→ WRITTEN TASK
In the entries that follow, find the word "expenses" and report each line it is on.

→ DATASET EXTRACT
------------------------------------
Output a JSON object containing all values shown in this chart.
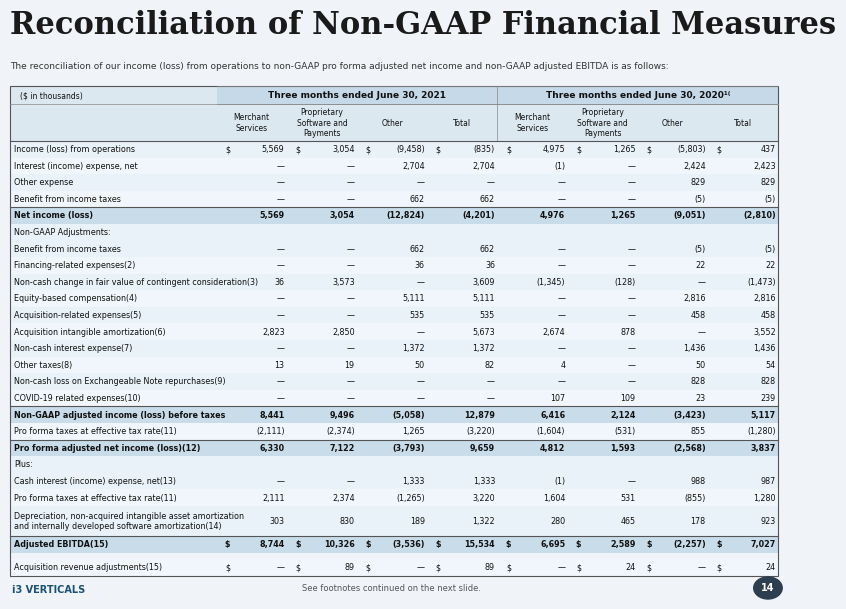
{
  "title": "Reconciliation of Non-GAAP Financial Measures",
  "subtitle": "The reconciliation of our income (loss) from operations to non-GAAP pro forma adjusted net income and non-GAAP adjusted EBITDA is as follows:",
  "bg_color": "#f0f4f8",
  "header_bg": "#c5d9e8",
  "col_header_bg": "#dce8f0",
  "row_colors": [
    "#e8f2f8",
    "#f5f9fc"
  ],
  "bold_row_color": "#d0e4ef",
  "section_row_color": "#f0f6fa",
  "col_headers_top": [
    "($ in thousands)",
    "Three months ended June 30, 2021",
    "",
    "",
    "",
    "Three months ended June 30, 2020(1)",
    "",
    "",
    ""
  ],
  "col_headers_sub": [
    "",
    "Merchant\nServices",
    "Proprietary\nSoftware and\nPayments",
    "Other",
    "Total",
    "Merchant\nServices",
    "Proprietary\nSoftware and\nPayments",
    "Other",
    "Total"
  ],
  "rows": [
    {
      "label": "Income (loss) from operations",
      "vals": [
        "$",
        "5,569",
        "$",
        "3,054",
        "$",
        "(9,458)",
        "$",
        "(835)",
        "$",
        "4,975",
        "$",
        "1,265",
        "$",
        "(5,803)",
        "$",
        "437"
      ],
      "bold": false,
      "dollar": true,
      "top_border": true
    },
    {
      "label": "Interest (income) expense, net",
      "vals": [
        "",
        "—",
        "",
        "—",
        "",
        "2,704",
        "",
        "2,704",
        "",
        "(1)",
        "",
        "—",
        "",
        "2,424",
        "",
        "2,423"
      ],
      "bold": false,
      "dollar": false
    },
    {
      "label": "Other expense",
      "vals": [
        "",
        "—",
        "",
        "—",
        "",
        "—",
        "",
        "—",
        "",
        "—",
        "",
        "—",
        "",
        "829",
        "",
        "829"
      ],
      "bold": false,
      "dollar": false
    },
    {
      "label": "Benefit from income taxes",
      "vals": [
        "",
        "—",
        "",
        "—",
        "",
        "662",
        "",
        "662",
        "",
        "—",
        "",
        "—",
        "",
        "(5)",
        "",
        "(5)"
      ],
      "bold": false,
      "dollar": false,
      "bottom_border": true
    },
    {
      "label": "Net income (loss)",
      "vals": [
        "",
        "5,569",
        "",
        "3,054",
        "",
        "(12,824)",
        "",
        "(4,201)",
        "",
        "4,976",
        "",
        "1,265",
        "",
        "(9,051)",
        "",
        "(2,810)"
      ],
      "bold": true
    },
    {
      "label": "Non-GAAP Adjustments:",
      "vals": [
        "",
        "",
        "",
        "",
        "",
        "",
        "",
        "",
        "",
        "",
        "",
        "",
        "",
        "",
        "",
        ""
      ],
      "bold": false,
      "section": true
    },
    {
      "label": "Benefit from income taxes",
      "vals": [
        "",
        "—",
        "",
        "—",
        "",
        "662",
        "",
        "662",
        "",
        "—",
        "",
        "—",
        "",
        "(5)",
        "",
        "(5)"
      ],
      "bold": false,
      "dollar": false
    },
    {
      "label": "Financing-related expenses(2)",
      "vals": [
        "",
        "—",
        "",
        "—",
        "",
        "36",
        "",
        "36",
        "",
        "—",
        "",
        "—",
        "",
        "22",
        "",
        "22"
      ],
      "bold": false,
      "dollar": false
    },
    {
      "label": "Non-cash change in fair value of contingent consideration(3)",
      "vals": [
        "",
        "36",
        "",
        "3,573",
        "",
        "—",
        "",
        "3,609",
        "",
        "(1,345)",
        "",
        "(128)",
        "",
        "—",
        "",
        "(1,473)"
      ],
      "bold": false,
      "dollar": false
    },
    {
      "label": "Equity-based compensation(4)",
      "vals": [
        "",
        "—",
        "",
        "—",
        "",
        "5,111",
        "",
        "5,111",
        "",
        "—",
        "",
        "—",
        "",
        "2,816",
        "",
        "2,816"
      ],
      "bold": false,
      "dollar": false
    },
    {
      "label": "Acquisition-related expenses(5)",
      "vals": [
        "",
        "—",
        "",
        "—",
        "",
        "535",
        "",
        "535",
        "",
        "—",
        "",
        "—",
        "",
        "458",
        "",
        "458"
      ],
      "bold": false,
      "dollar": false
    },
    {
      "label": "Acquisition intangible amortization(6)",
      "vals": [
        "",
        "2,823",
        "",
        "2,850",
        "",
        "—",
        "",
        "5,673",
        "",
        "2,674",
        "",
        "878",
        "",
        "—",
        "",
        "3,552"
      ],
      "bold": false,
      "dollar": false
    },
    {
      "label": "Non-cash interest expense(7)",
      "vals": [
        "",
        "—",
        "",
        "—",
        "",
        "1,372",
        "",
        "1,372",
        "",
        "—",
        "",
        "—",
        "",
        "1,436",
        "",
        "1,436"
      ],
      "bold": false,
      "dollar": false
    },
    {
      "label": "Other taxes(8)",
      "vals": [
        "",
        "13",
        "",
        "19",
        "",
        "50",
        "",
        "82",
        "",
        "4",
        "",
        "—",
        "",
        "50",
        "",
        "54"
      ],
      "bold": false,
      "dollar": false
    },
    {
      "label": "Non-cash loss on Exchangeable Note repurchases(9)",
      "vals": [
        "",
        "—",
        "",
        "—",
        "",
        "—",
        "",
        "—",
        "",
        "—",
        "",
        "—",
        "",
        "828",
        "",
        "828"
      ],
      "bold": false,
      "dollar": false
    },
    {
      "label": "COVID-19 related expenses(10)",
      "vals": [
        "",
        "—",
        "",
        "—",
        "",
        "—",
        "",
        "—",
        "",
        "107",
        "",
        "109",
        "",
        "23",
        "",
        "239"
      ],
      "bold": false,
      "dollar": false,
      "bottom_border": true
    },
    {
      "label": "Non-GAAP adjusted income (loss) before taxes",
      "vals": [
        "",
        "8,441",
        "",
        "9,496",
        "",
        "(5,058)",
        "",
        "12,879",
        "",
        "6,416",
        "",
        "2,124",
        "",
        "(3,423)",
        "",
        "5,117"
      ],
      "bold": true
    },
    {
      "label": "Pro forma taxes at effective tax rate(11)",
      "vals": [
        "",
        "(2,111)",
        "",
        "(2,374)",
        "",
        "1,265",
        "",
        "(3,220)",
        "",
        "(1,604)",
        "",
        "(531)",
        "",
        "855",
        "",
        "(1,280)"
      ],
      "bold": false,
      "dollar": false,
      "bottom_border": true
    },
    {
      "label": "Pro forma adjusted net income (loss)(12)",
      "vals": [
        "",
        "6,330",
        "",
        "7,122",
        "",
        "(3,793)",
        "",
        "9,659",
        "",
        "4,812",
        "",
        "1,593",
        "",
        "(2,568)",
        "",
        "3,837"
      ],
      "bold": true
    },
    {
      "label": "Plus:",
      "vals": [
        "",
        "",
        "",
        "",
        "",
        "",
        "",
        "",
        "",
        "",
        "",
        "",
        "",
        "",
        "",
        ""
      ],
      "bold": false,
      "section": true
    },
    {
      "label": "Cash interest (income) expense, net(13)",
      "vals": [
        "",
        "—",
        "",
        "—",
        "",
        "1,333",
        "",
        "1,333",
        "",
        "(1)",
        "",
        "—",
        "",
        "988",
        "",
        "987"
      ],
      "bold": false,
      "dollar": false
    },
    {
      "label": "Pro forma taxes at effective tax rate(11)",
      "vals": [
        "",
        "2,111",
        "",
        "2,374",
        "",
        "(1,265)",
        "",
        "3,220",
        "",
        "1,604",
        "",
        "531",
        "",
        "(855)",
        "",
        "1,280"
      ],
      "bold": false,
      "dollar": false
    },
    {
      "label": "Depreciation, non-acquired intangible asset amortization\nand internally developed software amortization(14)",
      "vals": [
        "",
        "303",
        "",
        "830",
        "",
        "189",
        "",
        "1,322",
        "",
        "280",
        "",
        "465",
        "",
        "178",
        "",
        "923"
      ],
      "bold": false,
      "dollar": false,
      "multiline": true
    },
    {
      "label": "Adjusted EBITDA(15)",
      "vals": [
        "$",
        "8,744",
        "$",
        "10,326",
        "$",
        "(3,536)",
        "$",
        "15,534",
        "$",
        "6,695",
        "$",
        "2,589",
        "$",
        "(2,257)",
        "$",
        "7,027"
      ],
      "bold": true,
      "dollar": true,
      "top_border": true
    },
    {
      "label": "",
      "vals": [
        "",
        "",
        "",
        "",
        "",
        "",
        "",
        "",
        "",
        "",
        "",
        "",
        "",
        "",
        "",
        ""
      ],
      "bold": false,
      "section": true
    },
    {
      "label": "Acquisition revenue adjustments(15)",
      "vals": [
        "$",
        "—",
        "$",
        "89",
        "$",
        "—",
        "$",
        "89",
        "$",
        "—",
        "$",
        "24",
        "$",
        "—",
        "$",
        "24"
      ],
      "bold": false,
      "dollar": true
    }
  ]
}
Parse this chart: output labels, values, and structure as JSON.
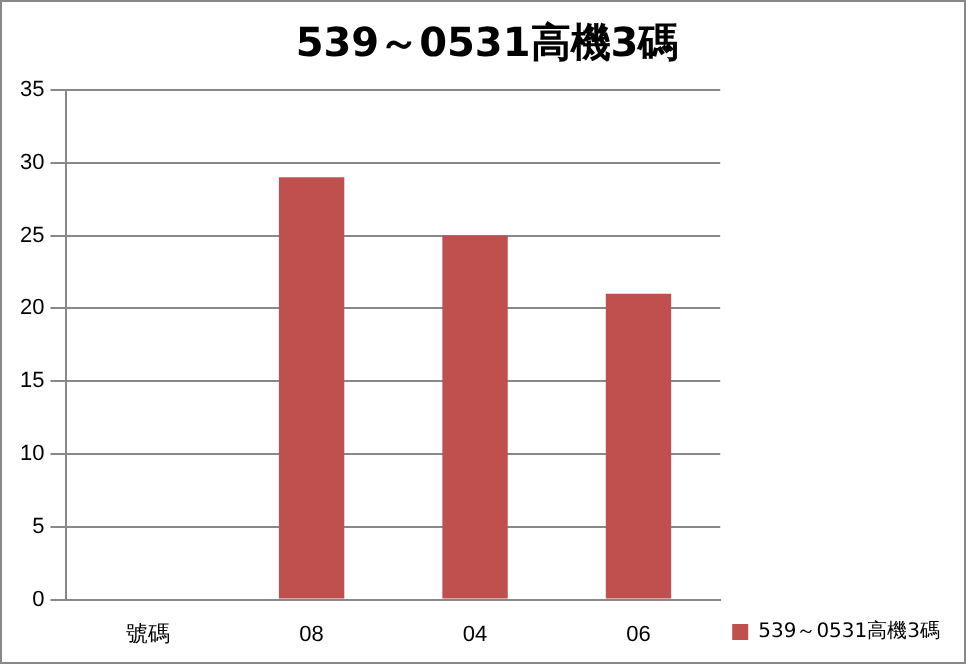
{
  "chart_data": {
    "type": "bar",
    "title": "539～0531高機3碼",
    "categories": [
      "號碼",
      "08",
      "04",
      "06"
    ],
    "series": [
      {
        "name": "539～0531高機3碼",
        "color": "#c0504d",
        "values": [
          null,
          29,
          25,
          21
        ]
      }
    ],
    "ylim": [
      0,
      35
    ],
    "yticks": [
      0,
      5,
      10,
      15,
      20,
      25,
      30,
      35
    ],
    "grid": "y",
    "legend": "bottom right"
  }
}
------------------------------------
→ RESPONSE TO THIS EXERCISE
      "label": "Financing-related expenses(2)",
      "label": "Acquisition-related expenses(5)",
      "label": "COVID-19 related expenses(10)",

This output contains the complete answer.